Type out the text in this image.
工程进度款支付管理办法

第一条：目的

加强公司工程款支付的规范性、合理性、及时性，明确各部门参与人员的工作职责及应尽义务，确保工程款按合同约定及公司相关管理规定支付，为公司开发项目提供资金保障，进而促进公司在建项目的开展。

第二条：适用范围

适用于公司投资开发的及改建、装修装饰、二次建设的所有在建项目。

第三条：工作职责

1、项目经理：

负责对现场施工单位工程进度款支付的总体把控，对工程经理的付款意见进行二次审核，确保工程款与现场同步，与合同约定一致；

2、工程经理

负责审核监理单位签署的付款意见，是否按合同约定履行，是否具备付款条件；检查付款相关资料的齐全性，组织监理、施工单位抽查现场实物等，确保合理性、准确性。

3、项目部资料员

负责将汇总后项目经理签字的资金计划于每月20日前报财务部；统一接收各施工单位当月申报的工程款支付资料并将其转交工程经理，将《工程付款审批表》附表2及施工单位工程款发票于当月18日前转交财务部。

+++

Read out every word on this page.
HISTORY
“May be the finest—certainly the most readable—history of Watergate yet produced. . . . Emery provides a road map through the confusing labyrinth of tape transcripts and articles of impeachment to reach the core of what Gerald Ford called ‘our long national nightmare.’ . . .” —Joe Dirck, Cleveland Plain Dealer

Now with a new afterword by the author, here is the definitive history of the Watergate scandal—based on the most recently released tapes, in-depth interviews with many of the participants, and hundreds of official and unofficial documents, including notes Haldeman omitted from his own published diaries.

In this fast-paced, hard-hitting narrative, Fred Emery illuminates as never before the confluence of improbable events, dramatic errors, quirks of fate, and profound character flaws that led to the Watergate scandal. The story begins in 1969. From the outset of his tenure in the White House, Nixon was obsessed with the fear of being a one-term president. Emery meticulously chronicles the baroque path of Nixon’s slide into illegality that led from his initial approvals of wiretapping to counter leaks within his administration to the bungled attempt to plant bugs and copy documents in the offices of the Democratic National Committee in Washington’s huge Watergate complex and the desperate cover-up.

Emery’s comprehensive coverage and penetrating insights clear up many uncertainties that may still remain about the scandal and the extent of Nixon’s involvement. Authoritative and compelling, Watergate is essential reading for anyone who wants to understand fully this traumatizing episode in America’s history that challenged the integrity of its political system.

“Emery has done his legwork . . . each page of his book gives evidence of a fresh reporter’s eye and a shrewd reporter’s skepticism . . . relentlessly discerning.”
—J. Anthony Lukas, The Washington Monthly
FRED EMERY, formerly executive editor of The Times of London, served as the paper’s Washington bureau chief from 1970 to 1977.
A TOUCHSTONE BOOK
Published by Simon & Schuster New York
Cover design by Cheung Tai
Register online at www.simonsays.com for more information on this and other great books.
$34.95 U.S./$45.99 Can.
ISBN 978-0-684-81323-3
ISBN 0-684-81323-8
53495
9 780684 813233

+++

# [WHAT YOU WILL DO]
For each line of the listing that holds the word "ISBN", show that line.

# [EXERCISE RESPONSE]
ISBN 978-0-684-81323-3
ISBN 0-684-81323-8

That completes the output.